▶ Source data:
====

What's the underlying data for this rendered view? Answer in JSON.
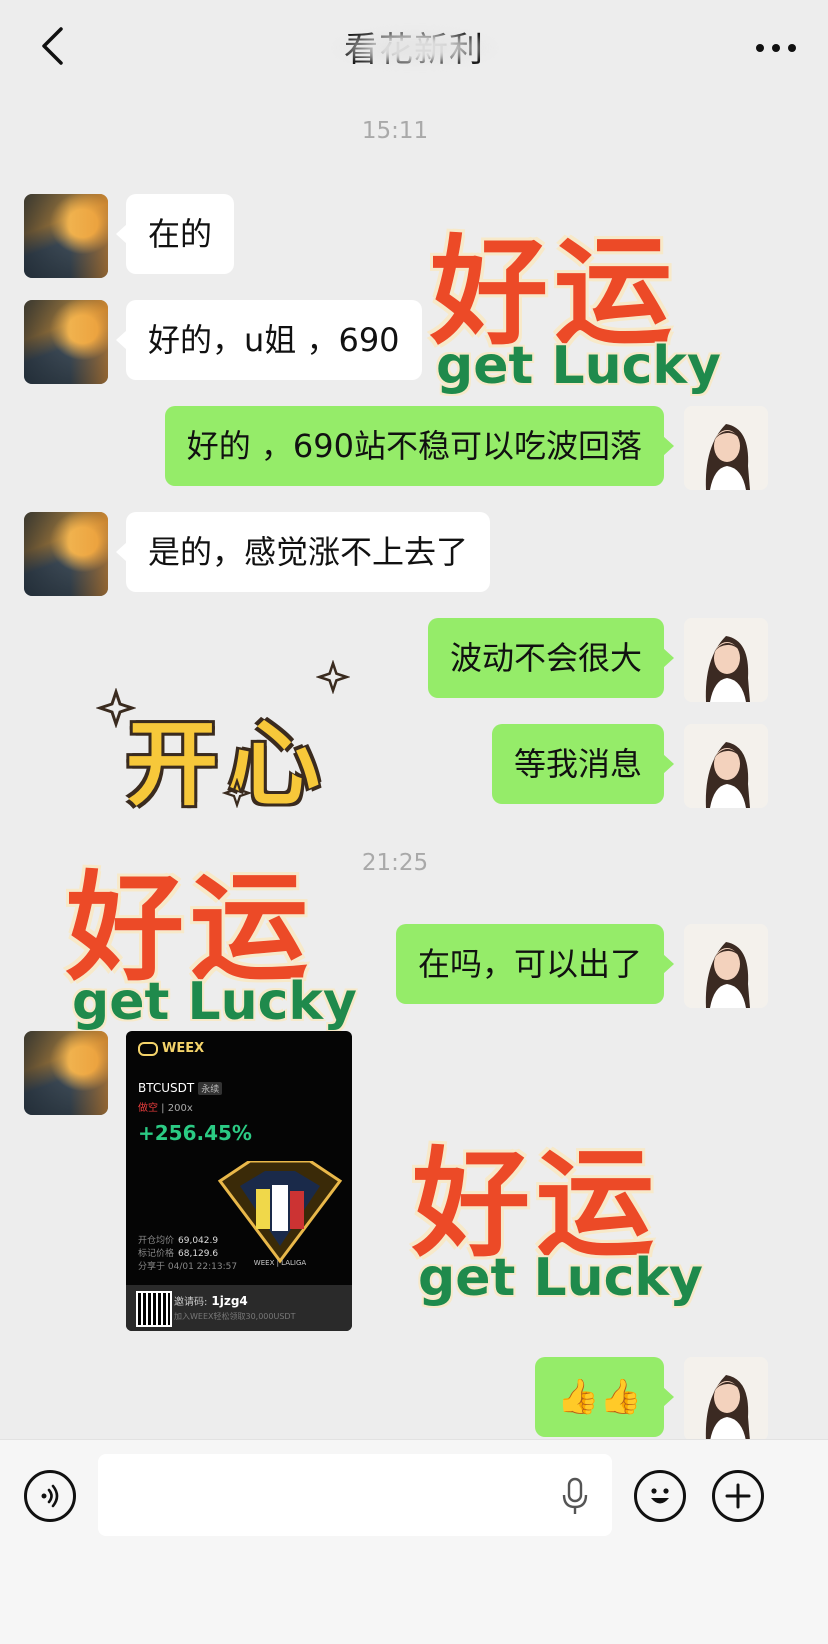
{
  "header": {
    "title": "看花新利",
    "back_icon": "chevron-left-icon",
    "more_icon": "more-dots-icon"
  },
  "timestamps": [
    "15:11",
    "21:25"
  ],
  "messages": [
    {
      "from": "other",
      "text": "在的"
    },
    {
      "from": "other",
      "text": "好的，u姐 ，690"
    },
    {
      "from": "self",
      "text": "好的 ，690站不稳可以吃波回落"
    },
    {
      "from": "other",
      "text": "是的，感觉涨不上去了"
    },
    {
      "from": "self",
      "text": "波动不会很大"
    },
    {
      "from": "self",
      "text": "等我消息"
    },
    {
      "from": "self",
      "text": "在吗，可以出了"
    },
    {
      "from": "self",
      "text": "👍👍"
    }
  ],
  "stickers": {
    "lucky": {
      "cn": "好运",
      "en": "get Lucky"
    },
    "happy": {
      "cn": "开心"
    }
  },
  "weex_card": {
    "brand": "WEEX",
    "pair": "BTCUSDT",
    "type": "永续",
    "side": "做空",
    "leverage": "200x",
    "pnl": "+256.45%",
    "entry_label": "开仓均价",
    "entry_value": "69,042.9",
    "mark_label": "标记价格",
    "mark_value": "68,129.6",
    "share_time": "分享于 04/01 22:13:57",
    "partner_text": "WEEX | LALIGA",
    "invite_label": "邀请码:",
    "invite_code": "1jzg4",
    "join_text": "加入WEEX轻松领取30,000USDT"
  },
  "input_bar": {
    "voice_icon": "voice-icon",
    "mic_icon": "mic-icon",
    "emoji_icon": "emoji-icon",
    "plus_icon": "plus-icon"
  },
  "colors": {
    "background": "#ededed",
    "bubble_self": "#95ec69",
    "bubble_other": "#ffffff",
    "lucky_red": "#ec4a27",
    "lucky_green": "#1f8a4c",
    "pnl_green": "#2bcb84"
  }
}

====

▶ Aim:
Restate the records word for word, omitting images.

▶ Correct answer:
What's the underlying data for this rendered view? Answer in JSON.
{
  "header": {
    "title": "看花新利",
    "back_icon": "chevron-left-icon",
    "more_icon": "more-dots-icon"
  },
  "timestamps": [
    "15:11",
    "21:25"
  ],
  "messages": [
    {
      "from": "other",
      "text": "在的"
    },
    {
      "from": "other",
      "text": "好的，u姐 ，690"
    },
    {
      "from": "self",
      "text": "好的 ，690站不稳可以吃波回落"
    },
    {
      "from": "other",
      "text": "是的，感觉涨不上去了"
    },
    {
      "from": "self",
      "text": "波动不会很大"
    },
    {
      "from": "self",
      "text": "等我消息"
    },
    {
      "from": "self",
      "text": "在吗，可以出了"
    },
    {
      "from": "self",
      "text": "👍👍"
    }
  ],
  "stickers": {
    "lucky": {
      "cn": "好运",
      "en": "get Lucky"
    },
    "happy": {
      "cn": "开心"
    }
  },
  "weex_card": {
    "brand": "WEEX",
    "pair": "BTCUSDT",
    "type": "永续",
    "side": "做空",
    "leverage": "200x",
    "pnl": "+256.45%",
    "entry_label": "开仓均价",
    "entry_value": "69,042.9",
    "mark_label": "标记价格",
    "mark_value": "68,129.6",
    "share_time": "分享于 04/01 22:13:57",
    "partner_text": "WEEX | LALIGA",
    "invite_label": "邀请码:",
    "invite_code": "1jzg4",
    "join_text": "加入WEEX轻松领取30,000USDT"
  },
  "input_bar": {
    "voice_icon": "voice-icon",
    "mic_icon": "mic-icon",
    "emoji_icon": "emoji-icon",
    "plus_icon": "plus-icon"
  },
  "colors": {
    "background": "#ededed",
    "bubble_self": "#95ec69",
    "bubble_other": "#ffffff",
    "lucky_red": "#ec4a27",
    "lucky_green": "#1f8a4c",
    "pnl_green": "#2bcb84"
  }
}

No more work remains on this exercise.